### Work instructions
Please extract every one of the lines below verbatim, leaving the pictures out of your answer.

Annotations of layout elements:
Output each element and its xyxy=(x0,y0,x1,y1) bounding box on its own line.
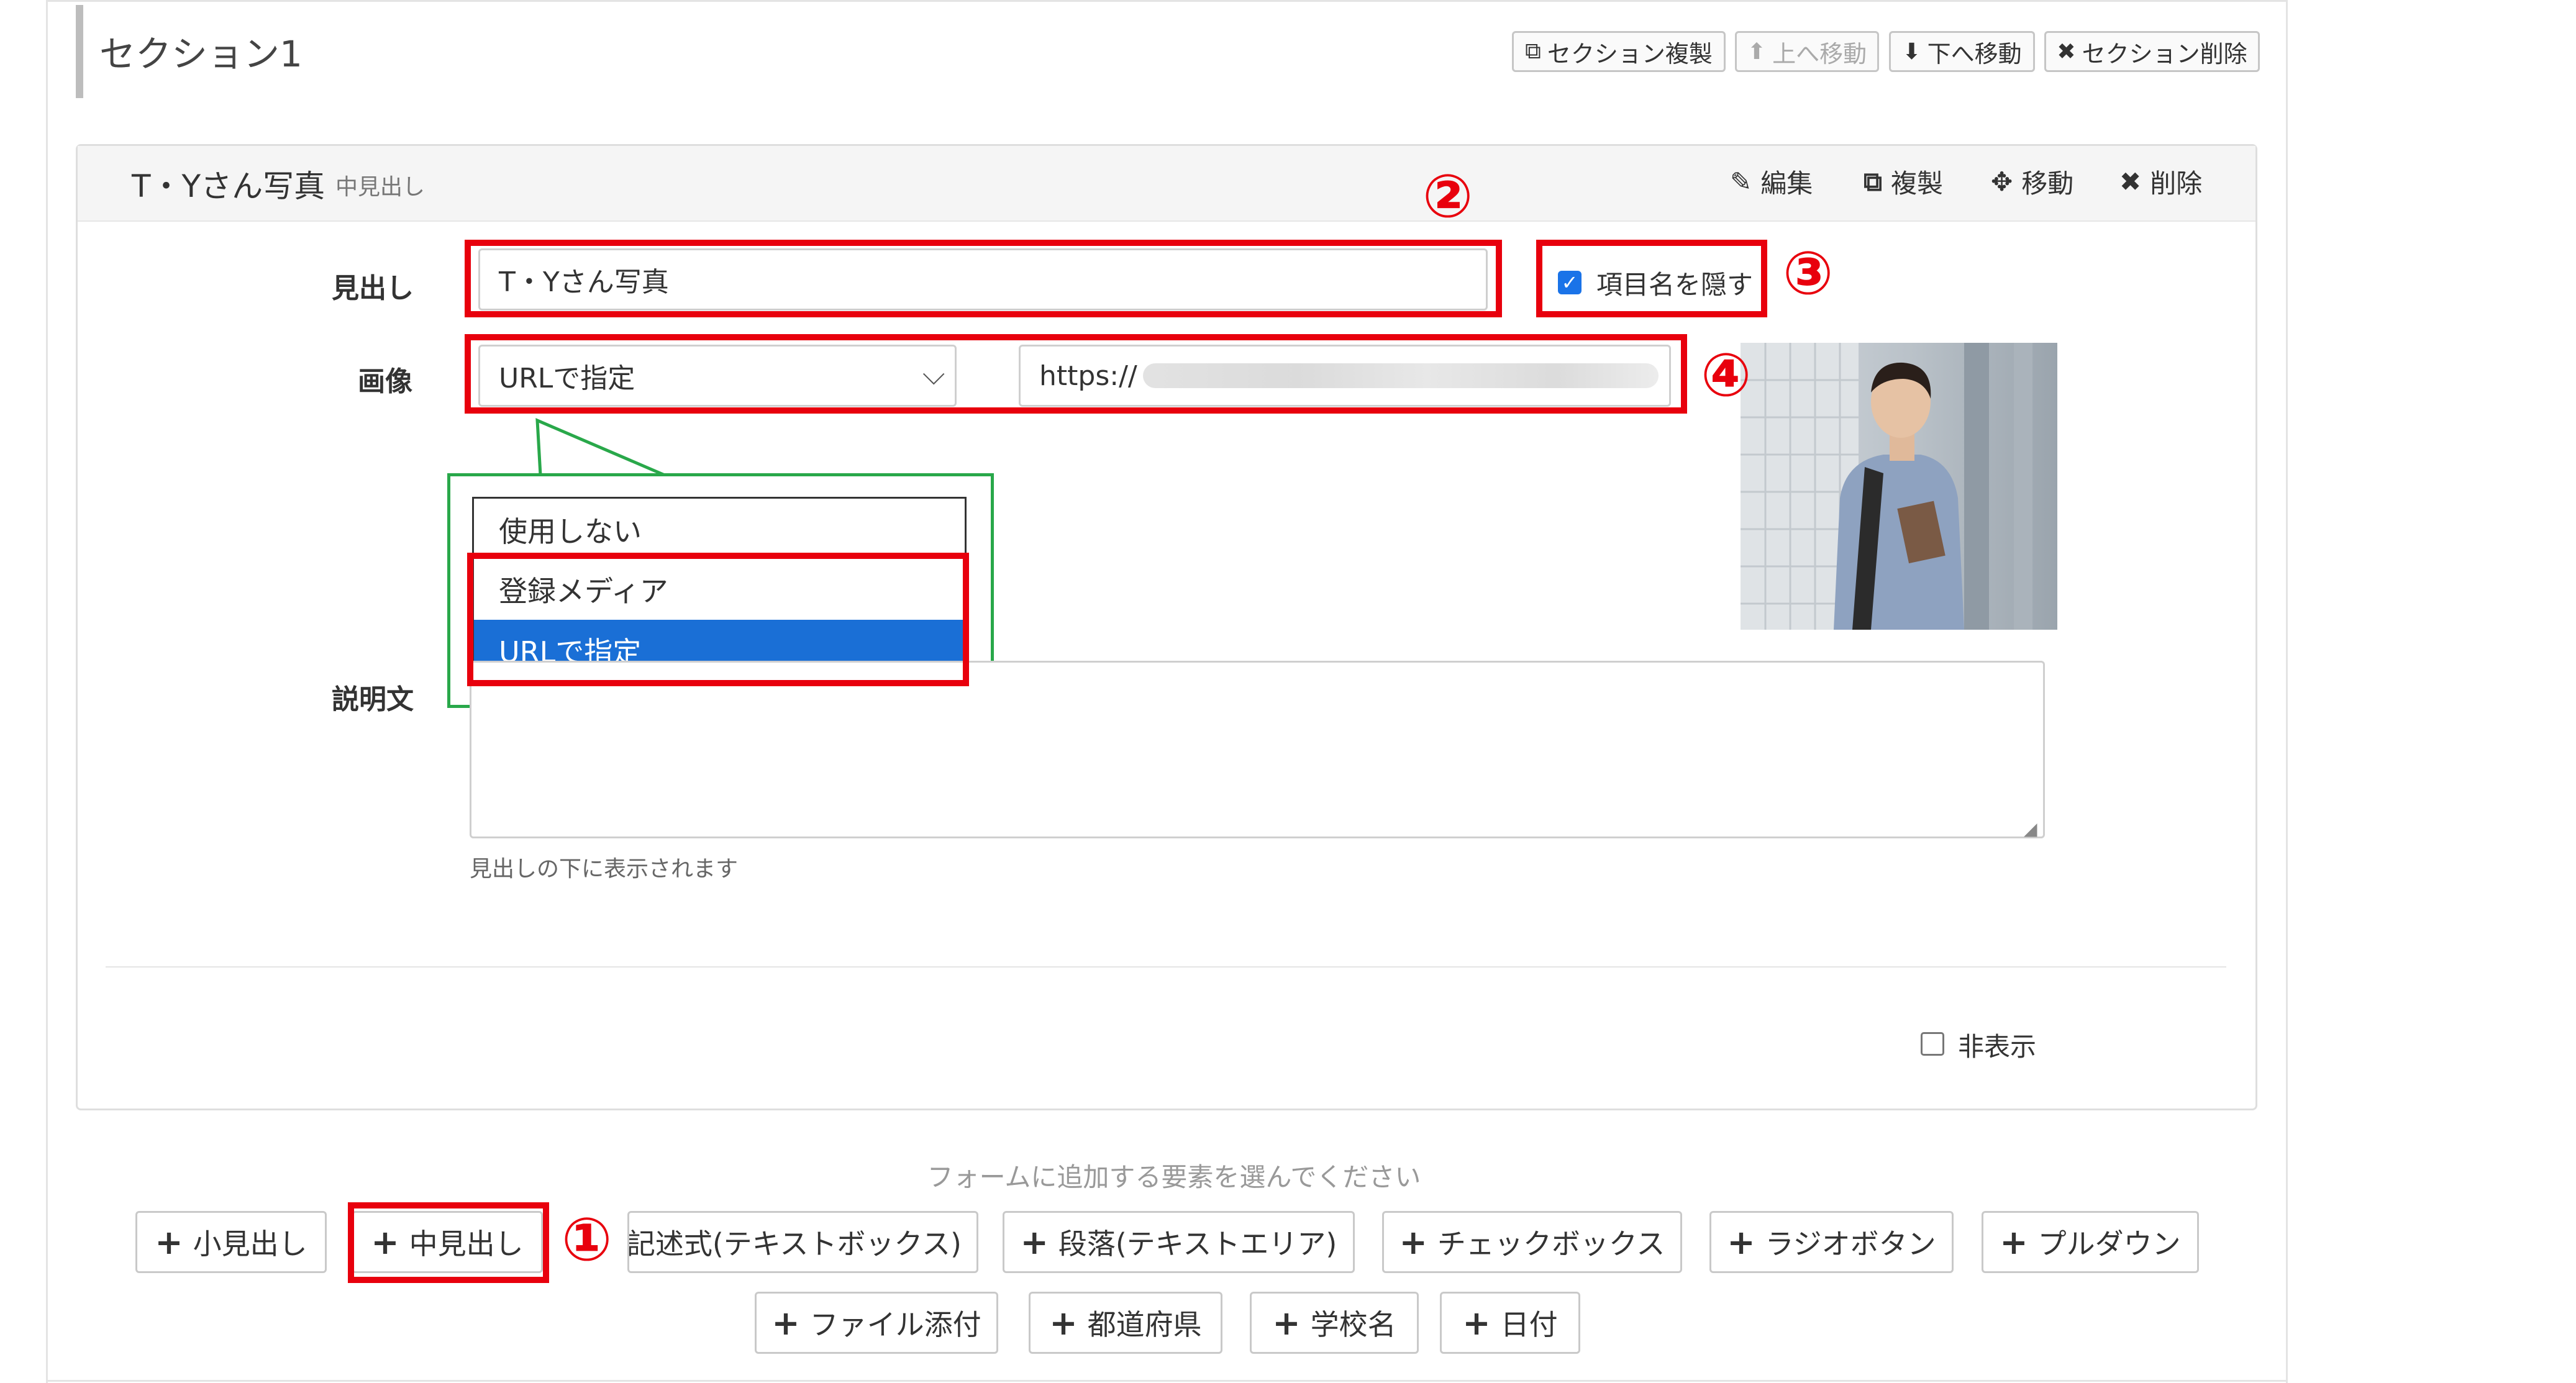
plus-icon: + xyxy=(2000,1222,2028,1262)
section-duplicate-button[interactable]: ⧉ セクション複製 xyxy=(1512,31,1726,72)
add-pulldown-label: プルダウン xyxy=(2037,1227,2181,1261)
add-textbox-button[interactable]: 記述式(テキストボックス) xyxy=(627,1211,978,1273)
section-delete-button[interactable]: ✖ セクション削除 xyxy=(2044,31,2260,72)
duplicate-label: 複製 xyxy=(1891,168,1944,199)
section-move-up-button[interactable]: ⬆ 上へ移動 xyxy=(1735,31,1879,72)
description-help-text: 見出しの下に表示されます xyxy=(470,856,739,882)
section-move-up-label: 上へ移動 xyxy=(1772,40,1867,68)
add-date-label: 日付 xyxy=(1500,1308,1558,1341)
add-radio-button[interactable]: + ラジオボタン xyxy=(1709,1211,1954,1273)
highlight-box-hide-name xyxy=(1536,240,1767,317)
move-button[interactable]: ✥ 移動 xyxy=(1991,163,2073,201)
delete-button[interactable]: ✖ 削除 xyxy=(2119,163,2202,201)
close-icon: ✖ xyxy=(2057,39,2076,65)
resize-grip-icon[interactable]: ◢ xyxy=(2024,818,2037,839)
add-small-heading-label: 小見出し xyxy=(193,1227,307,1261)
add-checkbox-label: チェックボックス xyxy=(1437,1227,1665,1261)
add-element-prompt: フォームに追加する要素を選んでください xyxy=(927,1162,1421,1192)
move-label: 移動 xyxy=(2021,168,2074,199)
add-textbox-label: 記述式(テキストボックス) xyxy=(627,1227,962,1261)
section-accent-bar xyxy=(76,5,83,98)
highlight-box-image xyxy=(465,334,1687,414)
add-date-button[interactable]: + 日付 xyxy=(1440,1292,1580,1354)
move-icon: ✥ xyxy=(1991,166,2013,197)
add-school-label: 学校名 xyxy=(1310,1308,1396,1341)
image-preview-photo xyxy=(1741,343,2057,630)
field-name: T・Yさん写真 xyxy=(132,168,325,204)
highlight-box-medium-heading xyxy=(348,1202,549,1283)
add-textarea-button[interactable]: + 段落(テキストエリア) xyxy=(1003,1211,1355,1273)
callout-pointer xyxy=(535,418,665,477)
add-small-heading-button[interactable]: + 小見出し xyxy=(135,1211,327,1273)
section-duplicate-label: セクション複製 xyxy=(1547,40,1713,68)
annotation-number-2: ② xyxy=(1422,161,1473,231)
annotation-number-3: ③ xyxy=(1783,238,1834,308)
plus-icon: + xyxy=(1399,1222,1427,1262)
annotation-number-4: ④ xyxy=(1701,340,1752,410)
field-type-badge: 中見出し xyxy=(335,175,426,200)
section-move-down-label: 下へ移動 xyxy=(1927,40,2022,68)
highlight-box-options xyxy=(467,553,969,686)
edit-button[interactable]: ✎ 編集 xyxy=(1730,163,1813,201)
page-frame-bottom xyxy=(46,1380,2288,1382)
plus-icon: + xyxy=(1462,1303,1491,1343)
pencil-icon: ✎ xyxy=(1730,166,1752,197)
heading-label: 見出し xyxy=(332,273,414,304)
option-none[interactable]: 使用しない xyxy=(474,499,965,560)
annotation-number-1: ① xyxy=(562,1205,612,1274)
duplicate-icon: ⧉ xyxy=(1864,166,1882,197)
plus-icon: + xyxy=(1049,1303,1078,1343)
add-prefecture-button[interactable]: + 都道府県 xyxy=(1029,1292,1222,1354)
plus-icon: + xyxy=(1020,1222,1049,1262)
hide-field-label: 非表示 xyxy=(1958,1032,2037,1062)
add-radio-label: ラジオボタン xyxy=(1765,1227,1936,1261)
edit-label: 編集 xyxy=(1760,168,1813,199)
add-textarea-label: 段落(テキストエリア) xyxy=(1058,1227,1337,1261)
section-move-down-button[interactable]: ⬇ 下へ移動 xyxy=(1889,31,2035,72)
add-checkbox-button[interactable]: + チェックボックス xyxy=(1382,1211,1682,1273)
panel-divider xyxy=(106,966,2226,968)
add-file-button[interactable]: + ファイル添付 xyxy=(755,1292,998,1354)
description-textarea[interactable] xyxy=(470,661,2045,838)
add-prefecture-label: 都道府県 xyxy=(1087,1308,1202,1341)
description-label: 説明文 xyxy=(332,684,414,715)
plus-icon: + xyxy=(1727,1222,1755,1262)
arrow-down-icon: ⬇ xyxy=(1902,39,1921,65)
plus-icon: + xyxy=(771,1303,800,1343)
duplicate-button[interactable]: ⧉ 複製 xyxy=(1864,163,1943,201)
section-title: セクション1 xyxy=(99,33,303,75)
highlight-box-heading xyxy=(465,240,1502,317)
image-label: 画像 xyxy=(358,366,412,397)
duplicate-icon: ⧉ xyxy=(1525,39,1541,64)
add-school-button[interactable]: + 学校名 xyxy=(1250,1292,1419,1354)
hide-field-checkbox[interactable] xyxy=(1921,1032,1944,1056)
delete-label: 削除 xyxy=(2150,168,2203,199)
plus-icon: + xyxy=(155,1222,183,1262)
add-pulldown-button[interactable]: + プルダウン xyxy=(1982,1211,2199,1273)
arrow-up-icon: ⬆ xyxy=(1747,39,1767,65)
add-file-label: ファイル添付 xyxy=(809,1308,981,1341)
page-frame-top xyxy=(46,0,2288,2)
plus-icon: + xyxy=(1272,1303,1301,1343)
section-delete-label: セクション削除 xyxy=(2082,40,2247,68)
close-icon: ✖ xyxy=(2119,166,2142,197)
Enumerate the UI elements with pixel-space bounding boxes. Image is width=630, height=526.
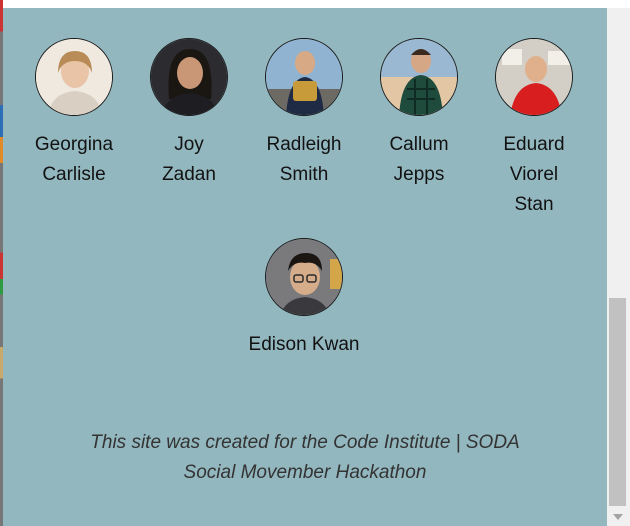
person-icon: [150, 38, 228, 116]
team-member-joy: Joy Zadan: [134, 38, 244, 190]
team-member-callum: Callum Jepps: [364, 38, 474, 190]
member-name: Radleigh Smith: [266, 134, 342, 185]
footer-line-2: Social Movember Hackathon: [183, 462, 427, 483]
vertical-scrollbar[interactable]: [607, 8, 630, 526]
team-member-radleigh: Radleigh Smith: [249, 38, 359, 190]
member-name: Eduard Viorel Stan: [503, 134, 565, 215]
person-icon: [495, 38, 573, 116]
team-member-edison: Edison Kwan: [219, 238, 389, 360]
top-margin: [3, 0, 630, 8]
scrollbar-thumb[interactable]: [609, 298, 626, 506]
footer-credit: This site was created for the Code Insti…: [63, 428, 547, 488]
team-member-eduard: Eduard Viorel Stan: [479, 38, 589, 220]
person-icon: [35, 38, 113, 116]
member-name: Georgina Carlisle: [34, 134, 114, 185]
member-name: Callum Jepps: [389, 134, 449, 185]
team-member-georgina: Georgina Carlisle: [19, 38, 129, 190]
footer-line-1: This site was created for the Code Insti…: [90, 432, 520, 453]
scroll-down-arrow-icon[interactable]: [613, 514, 623, 520]
person-icon: [265, 38, 343, 116]
person-icon: [380, 38, 458, 116]
member-name: Joy Zadan: [162, 134, 216, 185]
person-icon: [265, 238, 343, 316]
team-section: Georgina Carlisle Joy Zadan Radleigh Smi…: [3, 8, 607, 526]
member-name: Edison Kwan: [248, 334, 360, 355]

### Task answer
Output each element and its xyxy=(x0,y0,x1,y1) bounding box on its own line.
plus-icon: + xyxy=(2000,1222,2028,1262)
section-duplicate-button[interactable]: ⧉ セクション複製 xyxy=(1512,31,1726,72)
add-pulldown-label: プルダウン xyxy=(2037,1227,2181,1261)
add-textbox-button[interactable]: 記述式(テキストボックス) xyxy=(627,1211,978,1273)
section-delete-button[interactable]: ✖ セクション削除 xyxy=(2044,31,2260,72)
duplicate-label: 複製 xyxy=(1891,168,1944,199)
section-move-up-button[interactable]: ⬆ 上へ移動 xyxy=(1735,31,1879,72)
description-help-text: 見出しの下に表示されます xyxy=(470,856,739,882)
section-move-up-label: 上へ移動 xyxy=(1772,40,1867,68)
add-date-label: 日付 xyxy=(1500,1308,1558,1341)
add-radio-button[interactable]: + ラジオボタン xyxy=(1709,1211,1954,1273)
highlight-box-hide-name xyxy=(1536,240,1767,317)
move-button[interactable]: ✥ 移動 xyxy=(1991,163,2073,201)
delete-button[interactable]: ✖ 削除 xyxy=(2119,163,2202,201)
close-icon: ✖ xyxy=(2057,39,2076,65)
resize-grip-icon[interactable]: ◢ xyxy=(2024,818,2037,839)
add-small-heading-label: 小見出し xyxy=(193,1227,307,1261)
add-checkbox-label: チェックボックス xyxy=(1437,1227,1665,1261)
add-element-prompt: フォームに追加する要素を選んでください xyxy=(927,1162,1421,1192)
move-label: 移動 xyxy=(2021,168,2074,199)
add-textbox-label: 記述式(テキストボックス) xyxy=(627,1227,962,1261)
section-accent-bar xyxy=(76,5,83,98)
highlight-box-image xyxy=(465,334,1687,414)
add-date-button[interactable]: + 日付 xyxy=(1440,1292,1580,1354)
move-icon: ✥ xyxy=(1991,166,2013,197)
add-school-label: 学校名 xyxy=(1310,1308,1396,1341)
image-preview-photo xyxy=(1741,343,2057,630)
field-name: T・Yさん写真 xyxy=(132,168,325,204)
highlight-box-medium-heading xyxy=(348,1202,549,1283)
add-textarea-button[interactable]: + 段落(テキストエリア) xyxy=(1003,1211,1355,1273)
callout-pointer xyxy=(535,418,665,477)
add-small-heading-button[interactable]: + 小見出し xyxy=(135,1211,327,1273)
section-duplicate-label: セクション複製 xyxy=(1547,40,1713,68)
annotation-number-2: ② xyxy=(1422,161,1473,231)
annotation-number-3: ③ xyxy=(1783,238,1834,308)
plus-icon: + xyxy=(1399,1222,1427,1262)
annotation-number-4: ④ xyxy=(1701,340,1752,410)
field-type-badge: 中見出し xyxy=(335,175,426,200)
section-move-down-label: 下へ移動 xyxy=(1927,40,2022,68)
highlight-box-options xyxy=(467,553,969,686)
edit-button[interactable]: ✎ 編集 xyxy=(1730,163,1813,201)
page-frame-bottom xyxy=(46,1380,2288,1382)
plus-icon: + xyxy=(1462,1303,1491,1343)
pencil-icon: ✎ xyxy=(1730,166,1752,197)
heading-label: 見出し xyxy=(332,273,414,304)
option-none[interactable]: 使用しない xyxy=(474,499,965,560)
annotation-number-1: ① xyxy=(562,1205,612,1274)
duplicate-icon: ⧉ xyxy=(1864,166,1882,197)
plus-icon: + xyxy=(1049,1303,1078,1343)
add-prefecture-button[interactable]: + 都道府県 xyxy=(1029,1292,1222,1354)
plus-icon: + xyxy=(1020,1222,1049,1262)
hide-field-label: 非表示 xyxy=(1958,1032,2037,1062)
add-radio-label: ラジオボタン xyxy=(1765,1227,1936,1261)
edit-label: 編集 xyxy=(1760,168,1813,199)
add-textarea-label: 段落(テキストエリア) xyxy=(1058,1227,1337,1261)
section-move-down-button[interactable]: ⬇ 下へ移動 xyxy=(1889,31,2035,72)
add-checkbox-button[interactable]: + チェックボックス xyxy=(1382,1211,1682,1273)
panel-divider xyxy=(106,966,2226,968)
add-file-button[interactable]: + ファイル添付 xyxy=(755,1292,998,1354)
description-textarea[interactable] xyxy=(470,661,2045,838)
add-prefecture-label: 都道府県 xyxy=(1087,1308,1202,1341)
description-label: 説明文 xyxy=(332,684,414,715)
plus-icon: + xyxy=(1727,1222,1755,1262)
arrow-down-icon: ⬇ xyxy=(1902,39,1921,65)
plus-icon: + xyxy=(771,1303,800,1343)
duplicate-button[interactable]: ⧉ 複製 xyxy=(1864,163,1943,201)
section-title: セクション1 xyxy=(99,33,303,75)
highlight-box-heading xyxy=(465,240,1502,317)
image-label: 画像 xyxy=(358,366,412,397)
duplicate-icon: ⧉ xyxy=(1525,39,1541,64)
add-school-button[interactable]: + 学校名 xyxy=(1250,1292,1419,1354)
hide-field-checkbox[interactable] xyxy=(1921,1032,1944,1056)
delete-label: 削除 xyxy=(2150,168,2203,199)
plus-icon: + xyxy=(155,1222,183,1262)
add-pulldown-button[interactable]: + プルダウン xyxy=(1982,1211,2199,1273)
arrow-up-icon: ⬆ xyxy=(1747,39,1767,65)
add-file-label: ファイル添付 xyxy=(809,1308,981,1341)
page-frame-top xyxy=(46,0,2288,2)
plus-icon: + xyxy=(1272,1303,1301,1343)
section-delete-label: セクション削除 xyxy=(2082,40,2247,68)
close-icon: ✖ xyxy=(2119,166,2142,197)
Enumerate the UI elements with pixel-space bounding boxes. Image is width=630, height=526.
person-icon: [150, 38, 228, 116]
team-member-joy: Joy Zadan: [134, 38, 244, 190]
team-member-callum: Callum Jepps: [364, 38, 474, 190]
member-name: Radleigh Smith: [266, 134, 342, 185]
footer-line-2: Social Movember Hackathon: [183, 462, 427, 483]
vertical-scrollbar[interactable]: [607, 8, 630, 526]
team-member-radleigh: Radleigh Smith: [249, 38, 359, 190]
member-name: Eduard Viorel Stan: [503, 134, 565, 215]
person-icon: [495, 38, 573, 116]
team-member-edison: Edison Kwan: [219, 238, 389, 360]
top-margin: [3, 0, 630, 8]
scrollbar-thumb[interactable]: [609, 298, 626, 506]
footer-credit: This site was created for the Code Insti…: [63, 428, 547, 488]
team-member-eduard: Eduard Viorel Stan: [479, 38, 589, 220]
person-icon: [35, 38, 113, 116]
member-name: Georgina Carlisle: [34, 134, 114, 185]
member-name: Callum Jepps: [389, 134, 449, 185]
team-member-georgina: Georgina Carlisle: [19, 38, 129, 190]
footer-line-1: This site was created for the Code Insti…: [90, 432, 520, 453]
scroll-down-arrow-icon[interactable]: [613, 514, 623, 520]
person-icon: [265, 38, 343, 116]
person-icon: [380, 38, 458, 116]
member-name: Joy Zadan: [162, 134, 216, 185]
person-icon: [265, 238, 343, 316]
team-section: Georgina Carlisle Joy Zadan Radleigh Smi…: [3, 8, 607, 526]
member-name: Edison Kwan: [248, 334, 360, 355]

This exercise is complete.